Your objective: Consider the records below. How many of their lines include the word "Service"? State the number and nothing else.

Data records:
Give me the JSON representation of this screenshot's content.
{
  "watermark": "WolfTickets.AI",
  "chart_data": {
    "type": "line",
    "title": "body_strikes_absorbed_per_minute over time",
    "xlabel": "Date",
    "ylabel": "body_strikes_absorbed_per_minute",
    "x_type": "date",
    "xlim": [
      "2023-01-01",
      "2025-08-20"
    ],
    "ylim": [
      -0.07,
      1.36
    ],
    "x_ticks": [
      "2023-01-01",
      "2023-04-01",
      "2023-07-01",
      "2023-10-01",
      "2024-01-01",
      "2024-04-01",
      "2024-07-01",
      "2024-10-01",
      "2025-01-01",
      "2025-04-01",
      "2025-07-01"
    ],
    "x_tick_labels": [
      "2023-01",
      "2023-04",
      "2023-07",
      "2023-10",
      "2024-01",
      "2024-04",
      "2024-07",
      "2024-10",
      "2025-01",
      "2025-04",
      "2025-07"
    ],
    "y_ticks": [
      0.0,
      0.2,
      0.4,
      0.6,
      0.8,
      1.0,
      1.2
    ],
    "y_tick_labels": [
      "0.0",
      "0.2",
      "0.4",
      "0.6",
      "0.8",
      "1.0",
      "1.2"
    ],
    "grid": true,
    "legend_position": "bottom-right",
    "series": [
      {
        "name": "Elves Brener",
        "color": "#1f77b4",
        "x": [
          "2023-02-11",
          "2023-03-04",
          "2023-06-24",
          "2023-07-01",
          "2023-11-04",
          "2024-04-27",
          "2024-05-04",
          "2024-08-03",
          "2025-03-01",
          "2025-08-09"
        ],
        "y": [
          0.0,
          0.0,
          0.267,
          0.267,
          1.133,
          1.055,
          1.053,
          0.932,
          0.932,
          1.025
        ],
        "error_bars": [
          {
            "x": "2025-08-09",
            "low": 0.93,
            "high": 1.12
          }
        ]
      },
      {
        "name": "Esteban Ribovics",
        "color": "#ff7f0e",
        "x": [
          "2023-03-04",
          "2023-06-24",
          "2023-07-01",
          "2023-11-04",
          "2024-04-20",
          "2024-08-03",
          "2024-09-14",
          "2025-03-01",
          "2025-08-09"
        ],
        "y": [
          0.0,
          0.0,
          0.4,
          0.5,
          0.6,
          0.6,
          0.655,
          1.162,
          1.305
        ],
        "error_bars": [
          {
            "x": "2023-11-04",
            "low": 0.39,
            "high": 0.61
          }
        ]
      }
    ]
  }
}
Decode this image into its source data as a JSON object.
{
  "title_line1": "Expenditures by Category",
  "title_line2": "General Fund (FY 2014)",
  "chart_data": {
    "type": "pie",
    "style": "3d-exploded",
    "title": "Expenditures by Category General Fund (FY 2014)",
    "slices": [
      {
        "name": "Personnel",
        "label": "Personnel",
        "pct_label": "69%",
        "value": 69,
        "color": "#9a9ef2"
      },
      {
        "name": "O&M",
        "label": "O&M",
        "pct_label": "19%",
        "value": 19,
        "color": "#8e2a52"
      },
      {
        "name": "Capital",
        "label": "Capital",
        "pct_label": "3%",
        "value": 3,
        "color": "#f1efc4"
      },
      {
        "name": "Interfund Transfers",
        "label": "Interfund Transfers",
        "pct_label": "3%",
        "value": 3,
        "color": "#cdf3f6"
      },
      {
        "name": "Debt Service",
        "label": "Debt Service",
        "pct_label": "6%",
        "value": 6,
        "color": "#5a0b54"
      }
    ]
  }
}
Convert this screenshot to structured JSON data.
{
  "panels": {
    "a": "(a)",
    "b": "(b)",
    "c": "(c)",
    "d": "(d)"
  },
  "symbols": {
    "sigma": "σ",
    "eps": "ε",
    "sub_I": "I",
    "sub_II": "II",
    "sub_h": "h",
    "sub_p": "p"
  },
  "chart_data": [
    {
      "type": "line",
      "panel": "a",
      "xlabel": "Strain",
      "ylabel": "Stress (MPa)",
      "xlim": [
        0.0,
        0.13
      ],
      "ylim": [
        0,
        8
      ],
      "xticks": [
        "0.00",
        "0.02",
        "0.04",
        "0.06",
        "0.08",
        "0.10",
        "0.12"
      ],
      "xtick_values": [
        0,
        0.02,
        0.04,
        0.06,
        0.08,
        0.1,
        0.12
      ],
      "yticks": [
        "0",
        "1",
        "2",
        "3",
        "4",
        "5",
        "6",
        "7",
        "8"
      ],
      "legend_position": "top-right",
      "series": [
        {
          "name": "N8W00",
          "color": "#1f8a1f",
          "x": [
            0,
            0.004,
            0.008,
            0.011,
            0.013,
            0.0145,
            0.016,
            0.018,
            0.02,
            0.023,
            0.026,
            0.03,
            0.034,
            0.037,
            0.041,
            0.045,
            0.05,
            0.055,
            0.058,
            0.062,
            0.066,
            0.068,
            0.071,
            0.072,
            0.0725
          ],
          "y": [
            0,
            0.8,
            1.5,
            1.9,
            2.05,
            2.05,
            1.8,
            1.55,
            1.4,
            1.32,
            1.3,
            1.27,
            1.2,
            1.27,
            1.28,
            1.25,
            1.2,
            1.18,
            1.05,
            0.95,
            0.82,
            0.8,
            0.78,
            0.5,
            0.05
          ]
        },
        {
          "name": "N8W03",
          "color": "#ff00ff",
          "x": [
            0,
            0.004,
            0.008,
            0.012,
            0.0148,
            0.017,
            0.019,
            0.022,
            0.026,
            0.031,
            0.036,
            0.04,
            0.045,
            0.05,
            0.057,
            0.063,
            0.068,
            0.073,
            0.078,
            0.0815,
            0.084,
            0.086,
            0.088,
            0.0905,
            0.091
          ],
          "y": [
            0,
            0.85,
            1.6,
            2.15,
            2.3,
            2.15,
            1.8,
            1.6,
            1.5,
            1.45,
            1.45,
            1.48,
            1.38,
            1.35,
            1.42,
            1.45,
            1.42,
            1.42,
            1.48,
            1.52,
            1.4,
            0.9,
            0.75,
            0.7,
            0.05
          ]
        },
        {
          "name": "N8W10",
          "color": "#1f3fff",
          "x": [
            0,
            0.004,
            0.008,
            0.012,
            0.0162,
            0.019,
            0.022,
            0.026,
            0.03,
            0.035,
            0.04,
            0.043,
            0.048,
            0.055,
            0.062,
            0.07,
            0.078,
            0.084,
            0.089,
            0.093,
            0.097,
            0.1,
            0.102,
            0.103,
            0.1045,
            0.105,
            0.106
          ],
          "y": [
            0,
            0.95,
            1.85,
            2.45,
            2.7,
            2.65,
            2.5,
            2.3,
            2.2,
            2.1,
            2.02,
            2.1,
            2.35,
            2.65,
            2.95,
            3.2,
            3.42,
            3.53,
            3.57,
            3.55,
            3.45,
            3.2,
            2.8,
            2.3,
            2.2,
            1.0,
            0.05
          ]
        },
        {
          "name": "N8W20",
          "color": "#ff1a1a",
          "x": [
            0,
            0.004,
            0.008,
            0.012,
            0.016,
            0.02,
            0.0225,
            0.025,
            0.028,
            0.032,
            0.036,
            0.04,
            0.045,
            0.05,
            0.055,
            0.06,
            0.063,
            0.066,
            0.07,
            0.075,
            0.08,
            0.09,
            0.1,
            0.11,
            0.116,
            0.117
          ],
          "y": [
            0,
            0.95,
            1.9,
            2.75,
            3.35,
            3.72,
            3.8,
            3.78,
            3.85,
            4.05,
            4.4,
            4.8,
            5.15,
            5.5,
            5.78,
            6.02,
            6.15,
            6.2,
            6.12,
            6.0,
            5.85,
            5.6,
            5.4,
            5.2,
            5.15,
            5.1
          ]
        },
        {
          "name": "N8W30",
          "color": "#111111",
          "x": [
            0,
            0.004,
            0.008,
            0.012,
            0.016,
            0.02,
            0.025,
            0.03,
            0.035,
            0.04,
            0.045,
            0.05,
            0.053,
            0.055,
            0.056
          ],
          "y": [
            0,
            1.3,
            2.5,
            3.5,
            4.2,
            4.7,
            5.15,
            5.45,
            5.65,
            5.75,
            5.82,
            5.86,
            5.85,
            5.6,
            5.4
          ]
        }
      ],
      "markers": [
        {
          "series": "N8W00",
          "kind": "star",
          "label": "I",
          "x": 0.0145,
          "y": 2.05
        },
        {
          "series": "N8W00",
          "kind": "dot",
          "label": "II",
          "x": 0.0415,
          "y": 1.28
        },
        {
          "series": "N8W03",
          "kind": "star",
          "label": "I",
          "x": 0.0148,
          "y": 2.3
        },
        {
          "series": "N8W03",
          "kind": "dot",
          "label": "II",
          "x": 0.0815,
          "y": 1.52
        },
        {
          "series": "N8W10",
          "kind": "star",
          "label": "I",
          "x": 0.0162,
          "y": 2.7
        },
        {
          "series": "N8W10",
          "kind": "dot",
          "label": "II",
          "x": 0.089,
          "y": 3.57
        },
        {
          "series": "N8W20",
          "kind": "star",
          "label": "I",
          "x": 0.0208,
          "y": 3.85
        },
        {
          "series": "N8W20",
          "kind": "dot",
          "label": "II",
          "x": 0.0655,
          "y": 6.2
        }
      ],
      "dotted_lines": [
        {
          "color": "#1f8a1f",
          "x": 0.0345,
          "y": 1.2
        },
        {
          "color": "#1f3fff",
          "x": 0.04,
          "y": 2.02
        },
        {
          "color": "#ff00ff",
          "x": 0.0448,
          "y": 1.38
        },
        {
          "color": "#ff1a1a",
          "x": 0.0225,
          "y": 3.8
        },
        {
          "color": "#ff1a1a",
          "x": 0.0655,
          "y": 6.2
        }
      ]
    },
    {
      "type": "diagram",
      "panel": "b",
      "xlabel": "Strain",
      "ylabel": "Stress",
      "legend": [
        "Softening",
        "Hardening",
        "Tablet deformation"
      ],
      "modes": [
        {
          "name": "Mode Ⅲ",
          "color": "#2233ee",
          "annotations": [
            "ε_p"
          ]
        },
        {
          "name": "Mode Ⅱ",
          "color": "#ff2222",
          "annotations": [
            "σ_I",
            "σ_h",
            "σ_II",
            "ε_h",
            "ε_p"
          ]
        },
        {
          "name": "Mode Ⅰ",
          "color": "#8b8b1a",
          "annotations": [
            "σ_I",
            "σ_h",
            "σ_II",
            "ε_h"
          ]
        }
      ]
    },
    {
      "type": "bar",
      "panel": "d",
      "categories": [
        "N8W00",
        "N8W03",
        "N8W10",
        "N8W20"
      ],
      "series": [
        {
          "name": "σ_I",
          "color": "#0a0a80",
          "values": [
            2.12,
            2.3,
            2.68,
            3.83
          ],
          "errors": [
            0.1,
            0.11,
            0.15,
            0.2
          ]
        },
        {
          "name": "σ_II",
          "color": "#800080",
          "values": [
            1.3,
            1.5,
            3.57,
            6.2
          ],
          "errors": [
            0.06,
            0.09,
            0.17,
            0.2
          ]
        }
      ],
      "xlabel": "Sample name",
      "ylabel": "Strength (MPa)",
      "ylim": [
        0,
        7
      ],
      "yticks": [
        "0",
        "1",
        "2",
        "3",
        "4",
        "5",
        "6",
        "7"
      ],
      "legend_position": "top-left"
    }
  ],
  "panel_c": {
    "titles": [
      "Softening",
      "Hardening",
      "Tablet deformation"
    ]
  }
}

Exercise answer: 2